Records from a data collection:
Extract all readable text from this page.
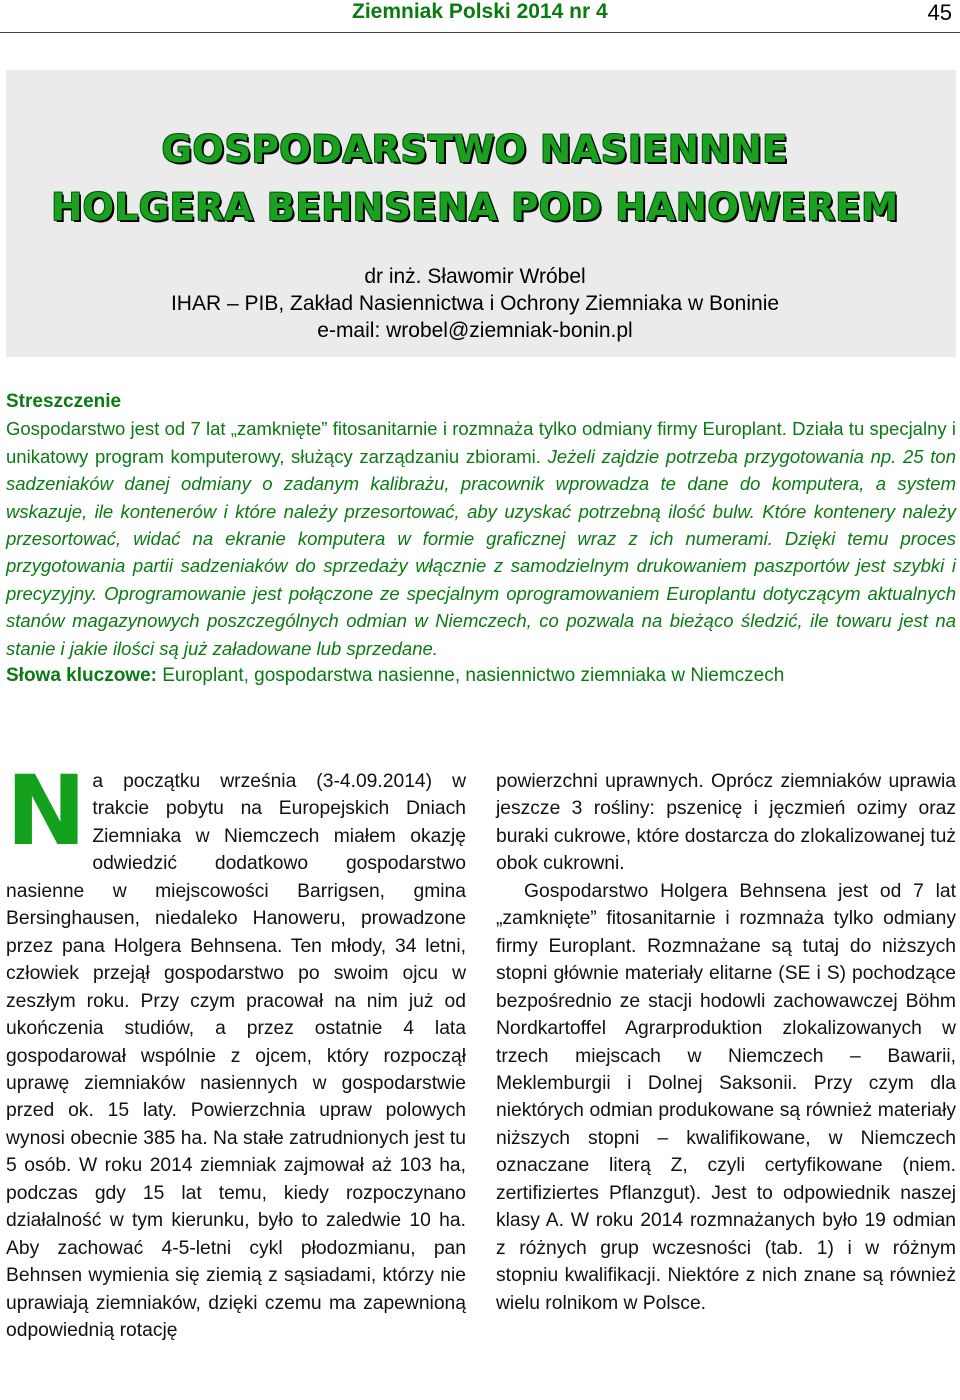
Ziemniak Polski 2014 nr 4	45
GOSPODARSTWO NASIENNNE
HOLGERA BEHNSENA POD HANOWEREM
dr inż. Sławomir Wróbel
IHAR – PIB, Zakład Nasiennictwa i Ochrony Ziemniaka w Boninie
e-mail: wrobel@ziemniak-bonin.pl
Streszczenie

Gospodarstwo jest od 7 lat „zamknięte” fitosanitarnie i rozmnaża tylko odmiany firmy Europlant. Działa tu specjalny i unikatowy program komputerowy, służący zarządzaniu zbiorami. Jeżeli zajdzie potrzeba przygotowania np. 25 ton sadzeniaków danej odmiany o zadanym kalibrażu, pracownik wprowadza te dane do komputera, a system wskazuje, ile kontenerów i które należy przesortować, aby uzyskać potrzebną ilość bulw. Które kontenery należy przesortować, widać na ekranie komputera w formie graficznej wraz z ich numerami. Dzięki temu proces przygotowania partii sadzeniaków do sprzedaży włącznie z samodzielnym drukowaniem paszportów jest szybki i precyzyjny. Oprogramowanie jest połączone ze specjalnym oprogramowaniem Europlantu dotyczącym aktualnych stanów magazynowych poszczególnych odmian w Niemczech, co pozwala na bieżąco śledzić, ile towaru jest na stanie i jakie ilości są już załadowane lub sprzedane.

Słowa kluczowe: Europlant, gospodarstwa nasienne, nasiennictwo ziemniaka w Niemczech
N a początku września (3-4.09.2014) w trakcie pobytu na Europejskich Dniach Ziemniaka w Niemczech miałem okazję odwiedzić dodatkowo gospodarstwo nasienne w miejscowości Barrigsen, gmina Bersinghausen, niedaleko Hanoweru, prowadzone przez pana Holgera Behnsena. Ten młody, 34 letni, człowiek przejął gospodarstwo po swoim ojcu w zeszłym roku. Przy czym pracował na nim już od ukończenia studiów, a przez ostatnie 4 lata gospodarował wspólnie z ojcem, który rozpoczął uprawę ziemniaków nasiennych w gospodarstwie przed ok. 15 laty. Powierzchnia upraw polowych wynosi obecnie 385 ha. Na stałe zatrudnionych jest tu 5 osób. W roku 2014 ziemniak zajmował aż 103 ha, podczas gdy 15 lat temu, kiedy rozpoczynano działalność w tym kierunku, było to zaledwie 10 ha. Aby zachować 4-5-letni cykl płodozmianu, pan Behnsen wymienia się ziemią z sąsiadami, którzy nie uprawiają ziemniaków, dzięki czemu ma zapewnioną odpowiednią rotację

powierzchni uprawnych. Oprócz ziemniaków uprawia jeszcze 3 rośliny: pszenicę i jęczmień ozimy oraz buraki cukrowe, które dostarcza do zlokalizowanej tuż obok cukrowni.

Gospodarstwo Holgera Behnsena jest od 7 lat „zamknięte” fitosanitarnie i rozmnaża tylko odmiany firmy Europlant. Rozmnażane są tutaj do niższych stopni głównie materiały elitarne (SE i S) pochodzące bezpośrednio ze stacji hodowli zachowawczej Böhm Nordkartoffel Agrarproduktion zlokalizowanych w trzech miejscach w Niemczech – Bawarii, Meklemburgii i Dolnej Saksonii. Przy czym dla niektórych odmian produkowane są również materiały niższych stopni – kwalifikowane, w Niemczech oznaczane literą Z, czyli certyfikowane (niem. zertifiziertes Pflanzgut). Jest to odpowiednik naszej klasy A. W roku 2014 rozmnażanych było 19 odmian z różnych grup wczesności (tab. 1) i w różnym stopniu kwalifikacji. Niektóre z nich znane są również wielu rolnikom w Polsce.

---

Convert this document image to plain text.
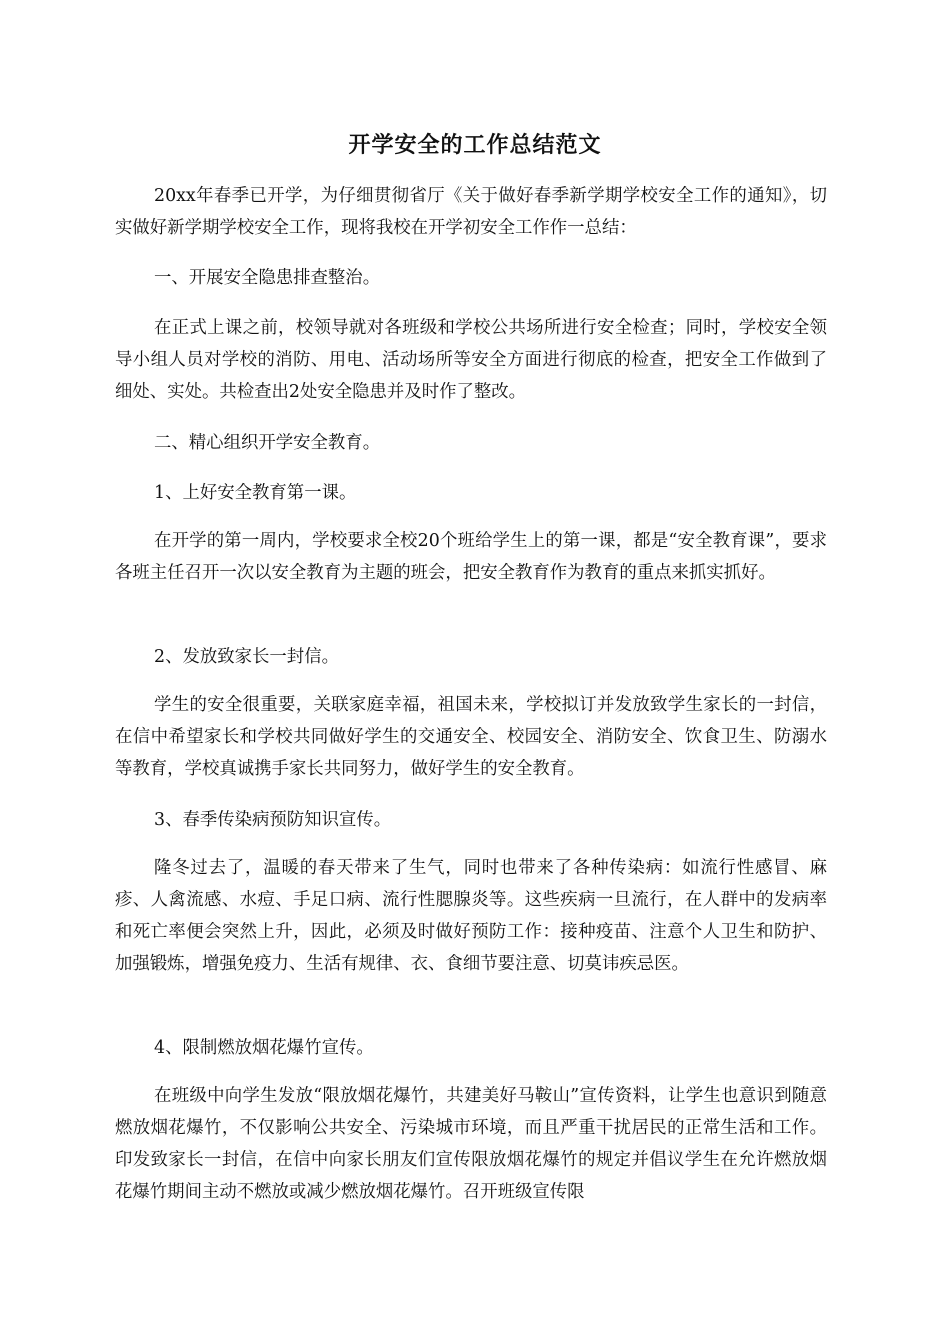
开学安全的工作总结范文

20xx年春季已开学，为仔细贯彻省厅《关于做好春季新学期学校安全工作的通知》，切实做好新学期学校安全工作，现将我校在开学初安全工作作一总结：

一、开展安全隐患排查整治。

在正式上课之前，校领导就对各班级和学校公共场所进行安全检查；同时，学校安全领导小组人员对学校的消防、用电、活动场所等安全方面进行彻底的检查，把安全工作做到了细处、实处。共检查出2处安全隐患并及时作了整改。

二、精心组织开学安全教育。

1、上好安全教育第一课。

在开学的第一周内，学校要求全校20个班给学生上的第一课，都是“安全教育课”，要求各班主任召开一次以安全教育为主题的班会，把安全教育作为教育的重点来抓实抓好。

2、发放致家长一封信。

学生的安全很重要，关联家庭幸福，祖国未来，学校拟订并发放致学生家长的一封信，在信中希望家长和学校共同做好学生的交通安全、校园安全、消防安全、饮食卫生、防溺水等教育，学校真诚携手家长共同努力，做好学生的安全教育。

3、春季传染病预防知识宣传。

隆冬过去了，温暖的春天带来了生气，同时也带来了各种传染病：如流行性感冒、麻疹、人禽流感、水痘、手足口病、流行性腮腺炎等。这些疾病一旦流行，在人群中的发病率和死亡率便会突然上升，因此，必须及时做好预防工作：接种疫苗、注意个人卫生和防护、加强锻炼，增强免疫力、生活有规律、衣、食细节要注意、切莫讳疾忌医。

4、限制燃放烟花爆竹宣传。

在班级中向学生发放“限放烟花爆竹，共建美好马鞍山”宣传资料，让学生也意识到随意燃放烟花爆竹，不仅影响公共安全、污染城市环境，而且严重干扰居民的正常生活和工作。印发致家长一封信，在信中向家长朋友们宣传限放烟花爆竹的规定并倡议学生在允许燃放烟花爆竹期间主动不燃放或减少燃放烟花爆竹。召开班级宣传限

--

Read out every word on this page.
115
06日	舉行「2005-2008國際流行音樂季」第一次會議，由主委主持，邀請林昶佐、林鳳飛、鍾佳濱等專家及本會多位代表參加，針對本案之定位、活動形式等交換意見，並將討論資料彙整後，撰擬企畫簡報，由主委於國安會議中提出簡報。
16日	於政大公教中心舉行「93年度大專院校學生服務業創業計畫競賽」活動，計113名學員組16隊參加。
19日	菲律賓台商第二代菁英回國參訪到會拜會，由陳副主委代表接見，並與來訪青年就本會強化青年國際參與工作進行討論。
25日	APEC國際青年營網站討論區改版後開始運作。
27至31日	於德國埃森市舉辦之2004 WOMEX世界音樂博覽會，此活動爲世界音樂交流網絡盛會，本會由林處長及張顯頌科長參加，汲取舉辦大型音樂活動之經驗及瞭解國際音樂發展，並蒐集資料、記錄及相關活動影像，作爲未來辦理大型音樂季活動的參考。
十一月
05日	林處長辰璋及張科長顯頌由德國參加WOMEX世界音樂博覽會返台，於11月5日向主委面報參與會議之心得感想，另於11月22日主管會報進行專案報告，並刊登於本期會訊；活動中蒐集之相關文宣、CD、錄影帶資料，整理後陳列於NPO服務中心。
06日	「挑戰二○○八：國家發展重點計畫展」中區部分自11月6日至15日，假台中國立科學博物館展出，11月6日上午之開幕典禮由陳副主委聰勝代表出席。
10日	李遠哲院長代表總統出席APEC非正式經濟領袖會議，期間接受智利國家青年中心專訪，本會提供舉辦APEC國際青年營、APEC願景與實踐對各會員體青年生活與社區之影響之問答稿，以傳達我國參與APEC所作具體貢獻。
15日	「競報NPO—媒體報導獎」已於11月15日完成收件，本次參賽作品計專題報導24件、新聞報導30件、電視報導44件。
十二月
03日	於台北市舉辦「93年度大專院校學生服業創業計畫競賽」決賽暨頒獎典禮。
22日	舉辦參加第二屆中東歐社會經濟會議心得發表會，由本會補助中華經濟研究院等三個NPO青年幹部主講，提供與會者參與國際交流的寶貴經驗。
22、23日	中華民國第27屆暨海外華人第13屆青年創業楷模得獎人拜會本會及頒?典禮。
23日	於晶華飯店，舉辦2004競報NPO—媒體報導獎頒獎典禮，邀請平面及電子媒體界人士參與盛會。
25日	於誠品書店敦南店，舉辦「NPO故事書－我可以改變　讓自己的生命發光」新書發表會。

:: What is expected ::
Tally the lines in the listing that hold "page" and report the number alone.

:: Solution to the problem ::
2